| Short exercise |
Send back the records in full, character for character.

| Listed records |
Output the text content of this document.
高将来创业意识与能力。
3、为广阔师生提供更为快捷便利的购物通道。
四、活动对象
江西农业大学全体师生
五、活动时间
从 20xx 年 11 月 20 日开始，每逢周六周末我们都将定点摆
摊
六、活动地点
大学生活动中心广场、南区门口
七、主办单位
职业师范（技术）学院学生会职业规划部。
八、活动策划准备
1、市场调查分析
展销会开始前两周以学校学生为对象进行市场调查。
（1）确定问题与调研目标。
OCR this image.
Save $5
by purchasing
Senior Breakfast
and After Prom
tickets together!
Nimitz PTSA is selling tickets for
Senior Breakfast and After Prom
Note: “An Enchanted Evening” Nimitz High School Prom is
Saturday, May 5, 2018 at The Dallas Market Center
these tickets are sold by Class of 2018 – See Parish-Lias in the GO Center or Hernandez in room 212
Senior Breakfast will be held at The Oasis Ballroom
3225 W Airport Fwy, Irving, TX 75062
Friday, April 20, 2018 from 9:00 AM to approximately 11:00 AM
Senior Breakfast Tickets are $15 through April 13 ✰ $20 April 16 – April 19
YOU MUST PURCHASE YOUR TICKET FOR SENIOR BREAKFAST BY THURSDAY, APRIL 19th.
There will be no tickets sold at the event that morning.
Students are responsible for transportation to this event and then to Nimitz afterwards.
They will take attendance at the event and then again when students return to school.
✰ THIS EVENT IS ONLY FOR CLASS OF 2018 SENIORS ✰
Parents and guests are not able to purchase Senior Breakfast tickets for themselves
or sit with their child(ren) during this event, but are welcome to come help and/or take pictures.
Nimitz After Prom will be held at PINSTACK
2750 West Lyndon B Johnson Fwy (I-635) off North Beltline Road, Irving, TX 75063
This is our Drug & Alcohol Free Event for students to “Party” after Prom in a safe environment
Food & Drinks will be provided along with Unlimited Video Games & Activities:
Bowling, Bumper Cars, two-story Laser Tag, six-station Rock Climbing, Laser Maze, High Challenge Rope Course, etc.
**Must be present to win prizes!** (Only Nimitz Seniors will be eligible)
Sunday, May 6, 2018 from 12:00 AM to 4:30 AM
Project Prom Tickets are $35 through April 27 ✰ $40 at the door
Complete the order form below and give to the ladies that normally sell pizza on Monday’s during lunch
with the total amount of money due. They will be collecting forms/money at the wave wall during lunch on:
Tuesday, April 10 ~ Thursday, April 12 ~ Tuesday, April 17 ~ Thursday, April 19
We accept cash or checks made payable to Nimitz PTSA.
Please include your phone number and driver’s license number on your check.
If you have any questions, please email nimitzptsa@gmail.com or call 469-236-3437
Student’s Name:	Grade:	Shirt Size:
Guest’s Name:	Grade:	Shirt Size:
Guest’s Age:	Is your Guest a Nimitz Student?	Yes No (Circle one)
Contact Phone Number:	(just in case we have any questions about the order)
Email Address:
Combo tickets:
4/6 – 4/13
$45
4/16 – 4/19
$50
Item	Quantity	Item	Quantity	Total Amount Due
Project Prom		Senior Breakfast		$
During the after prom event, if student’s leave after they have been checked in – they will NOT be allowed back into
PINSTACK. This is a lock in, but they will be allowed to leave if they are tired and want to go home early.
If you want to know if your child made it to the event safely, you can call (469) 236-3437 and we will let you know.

| Finished task |
Output the text content of this document.
高将来创业意识与能力。
3、为广阔师生提供更为快捷便利的购物通道。
四、活动对象
江西农业大学全体师生
五、活动时间
从 20xx 年 11 月 20 日开始，每逢周六周末我们都将定点摆
摊
六、活动地点
大学生活动中心广场、南区门口
七、主办单位
职业师范（技术）学院学生会职业规划部。
八、活动策划准备
1、市场调查分析
展销会开始前两周以学校学生为对象进行市场调查。
（1）确定问题与调研目标。
OCR this image.
Save $5
by purchasing
Senior Breakfast
and After Prom
tickets together!
Nimitz PTSA is selling tickets for
Senior Breakfast and After Prom
Note: “An Enchanted Evening” Nimitz High School Prom is
Saturday, May 5, 2018 at The Dallas Market Center
these tickets are sold by Class of 2018 – See Parish-Lias in the GO Center or Hernandez in room 212
Senior Breakfast will be held at The Oasis Ballroom
3225 W Airport Fwy, Irving, TX 75062
Friday, April 20, 2018 from 9:00 AM to approximately 11:00 AM
Senior Breakfast Tickets are $15 through April 13 ✰ $20 April 16 – April 19
YOU MUST PURCHASE YOUR TICKET FOR SENIOR BREAKFAST BY THURSDAY, APRIL 19th.
There will be no tickets sold at the event that morning.
Students are responsible for transportation to this event and then to Nimitz afterwards.
They will take attendance at the event and then again when students return to school.
✰ THIS EVENT IS ONLY FOR CLASS OF 2018 SENIORS ✰
Parents and guests are not able to purchase Senior Breakfast tickets for themselves
or sit with their child(ren) during this event, but are welcome to come help and/or take pictures.
Nimitz After Prom will be held at PINSTACK
2750 West Lyndon B Johnson Fwy (I-635) off North Beltline Road, Irving, TX 75063
This is our Drug & Alcohol Free Event for students to “Party” after Prom in a safe environment
Food & Drinks will be provided along with Unlimited Video Games & Activities:
Bowling, Bumper Cars, two-story Laser Tag, six-station Rock Climbing, Laser Maze, High Challenge Rope Course, etc.
**Must be present to win prizes!** (Only Nimitz Seniors will be eligible)
Sunday, May 6, 2018 from 12:00 AM to 4:30 AM
Project Prom Tickets are $35 through April 27 ✰ $40 at the door
Complete the order form below and give to the ladies that normally sell pizza on Monday’s during lunch
with the total amount of money due. They will be collecting forms/money at the wave wall during lunch on:
Tuesday, April 10 ~ Thursday, April 12 ~ Tuesday, April 17 ~ Thursday, April 19
We accept cash or checks made payable to Nimitz PTSA.
Please include your phone number and driver’s license number on your check.
If you have any questions, please email nimitzptsa@gmail.com or call 469-236-3437
Student’s Name:	Grade:	Shirt Size:
Guest’s Name:	Grade:	Shirt Size:
Guest’s Age:	Is your Guest a Nimitz Student?	Yes No (Circle one)
Contact Phone Number:	(just in case we have any questions about the order)
Email Address:
Combo tickets:
4/6 – 4/13
$45
4/16 – 4/19
$50
Item	Quantity	Item	Quantity	Total Amount Due
Project Prom		Senior Breakfast		$
During the after prom event, if student’s leave after they have been checked in – they will NOT be allowed back into
PINSTACK. This is a lock in, but they will be allowed to leave if they are tired and want to go home early.
If you want to know if your child made it to the event safely, you can call (469) 236-3437 and we will let you know.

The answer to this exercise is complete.